(A block of data)
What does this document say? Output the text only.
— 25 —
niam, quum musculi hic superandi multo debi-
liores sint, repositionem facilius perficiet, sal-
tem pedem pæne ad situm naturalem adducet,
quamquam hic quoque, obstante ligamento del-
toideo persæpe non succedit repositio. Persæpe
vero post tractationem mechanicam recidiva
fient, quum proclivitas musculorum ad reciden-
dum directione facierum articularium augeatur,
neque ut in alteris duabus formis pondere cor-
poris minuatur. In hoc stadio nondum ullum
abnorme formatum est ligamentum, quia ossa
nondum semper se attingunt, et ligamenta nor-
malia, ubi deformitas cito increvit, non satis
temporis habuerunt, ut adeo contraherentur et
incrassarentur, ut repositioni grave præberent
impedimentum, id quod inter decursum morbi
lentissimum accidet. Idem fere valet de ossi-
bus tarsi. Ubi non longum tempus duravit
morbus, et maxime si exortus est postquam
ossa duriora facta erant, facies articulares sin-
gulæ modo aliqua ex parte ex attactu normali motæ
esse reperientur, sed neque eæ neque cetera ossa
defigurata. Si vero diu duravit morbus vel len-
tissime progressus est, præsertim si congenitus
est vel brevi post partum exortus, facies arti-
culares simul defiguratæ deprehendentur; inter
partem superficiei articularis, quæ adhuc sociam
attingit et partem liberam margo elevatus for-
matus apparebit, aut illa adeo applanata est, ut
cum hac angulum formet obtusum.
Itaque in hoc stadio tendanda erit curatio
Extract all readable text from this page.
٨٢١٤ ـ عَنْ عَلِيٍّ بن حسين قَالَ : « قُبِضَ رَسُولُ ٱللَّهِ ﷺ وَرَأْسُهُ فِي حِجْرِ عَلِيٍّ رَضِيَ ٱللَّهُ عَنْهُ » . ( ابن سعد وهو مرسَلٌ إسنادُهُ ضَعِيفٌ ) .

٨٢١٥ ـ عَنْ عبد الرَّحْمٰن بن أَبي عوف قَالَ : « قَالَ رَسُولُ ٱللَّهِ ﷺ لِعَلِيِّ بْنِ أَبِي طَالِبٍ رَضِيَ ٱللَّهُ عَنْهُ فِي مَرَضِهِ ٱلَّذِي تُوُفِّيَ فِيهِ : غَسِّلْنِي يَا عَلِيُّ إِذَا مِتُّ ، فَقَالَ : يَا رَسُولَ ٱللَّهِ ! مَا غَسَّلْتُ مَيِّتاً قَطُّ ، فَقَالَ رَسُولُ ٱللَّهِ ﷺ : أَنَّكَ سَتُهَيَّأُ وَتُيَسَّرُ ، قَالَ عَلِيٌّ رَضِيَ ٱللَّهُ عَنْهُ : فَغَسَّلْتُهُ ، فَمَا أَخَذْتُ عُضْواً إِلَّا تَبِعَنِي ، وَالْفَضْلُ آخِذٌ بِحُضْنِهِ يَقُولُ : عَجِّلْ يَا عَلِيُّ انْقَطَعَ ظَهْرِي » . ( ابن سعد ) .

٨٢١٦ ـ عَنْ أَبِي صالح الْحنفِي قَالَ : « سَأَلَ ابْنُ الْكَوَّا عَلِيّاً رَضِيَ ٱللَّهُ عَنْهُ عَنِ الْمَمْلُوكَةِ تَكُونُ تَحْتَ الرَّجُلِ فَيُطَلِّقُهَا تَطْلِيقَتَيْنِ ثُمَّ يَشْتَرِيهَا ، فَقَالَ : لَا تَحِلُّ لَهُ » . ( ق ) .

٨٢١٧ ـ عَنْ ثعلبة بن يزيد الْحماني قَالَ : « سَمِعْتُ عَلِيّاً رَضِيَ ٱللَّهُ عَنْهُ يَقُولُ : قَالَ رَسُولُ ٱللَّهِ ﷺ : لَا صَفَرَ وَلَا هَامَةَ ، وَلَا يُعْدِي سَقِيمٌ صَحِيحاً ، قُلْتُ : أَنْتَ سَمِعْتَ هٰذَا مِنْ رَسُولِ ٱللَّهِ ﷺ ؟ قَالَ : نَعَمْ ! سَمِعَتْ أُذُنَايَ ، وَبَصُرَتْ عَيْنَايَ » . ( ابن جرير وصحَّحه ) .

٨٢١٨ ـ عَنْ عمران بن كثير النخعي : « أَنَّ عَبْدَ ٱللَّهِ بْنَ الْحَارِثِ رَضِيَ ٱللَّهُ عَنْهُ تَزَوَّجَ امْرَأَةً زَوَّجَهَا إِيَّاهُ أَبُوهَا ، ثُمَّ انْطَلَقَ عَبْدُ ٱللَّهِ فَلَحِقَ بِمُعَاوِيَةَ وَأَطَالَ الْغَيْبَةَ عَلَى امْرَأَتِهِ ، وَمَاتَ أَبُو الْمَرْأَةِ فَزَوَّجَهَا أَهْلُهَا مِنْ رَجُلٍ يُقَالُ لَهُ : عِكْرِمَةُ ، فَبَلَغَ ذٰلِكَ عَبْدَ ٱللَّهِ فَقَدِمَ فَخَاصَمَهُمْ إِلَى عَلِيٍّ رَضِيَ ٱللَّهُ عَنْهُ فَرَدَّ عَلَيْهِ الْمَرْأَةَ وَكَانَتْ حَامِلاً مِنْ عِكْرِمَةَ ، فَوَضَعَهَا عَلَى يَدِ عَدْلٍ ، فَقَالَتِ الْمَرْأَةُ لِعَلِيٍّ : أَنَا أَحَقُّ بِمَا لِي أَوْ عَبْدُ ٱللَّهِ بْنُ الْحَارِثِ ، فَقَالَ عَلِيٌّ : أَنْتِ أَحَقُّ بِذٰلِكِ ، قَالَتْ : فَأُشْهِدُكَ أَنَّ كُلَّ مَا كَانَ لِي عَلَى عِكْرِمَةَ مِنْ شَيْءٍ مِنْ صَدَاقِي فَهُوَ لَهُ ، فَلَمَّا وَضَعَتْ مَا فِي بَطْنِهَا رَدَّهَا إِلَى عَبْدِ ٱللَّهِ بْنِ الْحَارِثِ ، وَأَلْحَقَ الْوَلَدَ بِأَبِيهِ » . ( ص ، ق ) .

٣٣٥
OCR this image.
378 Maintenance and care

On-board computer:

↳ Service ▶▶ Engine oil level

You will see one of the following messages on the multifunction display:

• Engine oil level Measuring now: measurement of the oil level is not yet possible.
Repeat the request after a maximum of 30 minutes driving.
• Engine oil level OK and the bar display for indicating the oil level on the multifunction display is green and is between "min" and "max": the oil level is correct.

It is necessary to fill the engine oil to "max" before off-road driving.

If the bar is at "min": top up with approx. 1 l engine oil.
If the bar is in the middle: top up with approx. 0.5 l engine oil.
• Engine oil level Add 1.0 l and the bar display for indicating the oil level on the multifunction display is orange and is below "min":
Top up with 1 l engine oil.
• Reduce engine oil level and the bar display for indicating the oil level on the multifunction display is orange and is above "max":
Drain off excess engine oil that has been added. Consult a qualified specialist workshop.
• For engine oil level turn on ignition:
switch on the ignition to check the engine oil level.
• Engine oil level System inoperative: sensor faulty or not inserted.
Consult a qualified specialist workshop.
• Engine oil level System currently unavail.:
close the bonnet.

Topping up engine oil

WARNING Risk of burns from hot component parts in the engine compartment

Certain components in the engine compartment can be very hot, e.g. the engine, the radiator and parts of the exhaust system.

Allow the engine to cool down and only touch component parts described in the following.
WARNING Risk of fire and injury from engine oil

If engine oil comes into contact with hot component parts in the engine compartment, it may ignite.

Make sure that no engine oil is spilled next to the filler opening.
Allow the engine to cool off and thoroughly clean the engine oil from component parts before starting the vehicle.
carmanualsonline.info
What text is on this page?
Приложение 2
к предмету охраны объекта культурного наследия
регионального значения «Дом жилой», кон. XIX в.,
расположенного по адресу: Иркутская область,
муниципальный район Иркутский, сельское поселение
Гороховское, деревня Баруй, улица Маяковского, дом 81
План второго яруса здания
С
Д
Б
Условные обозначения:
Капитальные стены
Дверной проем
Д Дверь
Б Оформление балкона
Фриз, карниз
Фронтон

WHAT IS ASKED.
Give only a number: how many lines of the data hold the string "specialist"?

SOLUTION TO THIS PROBLEM.
2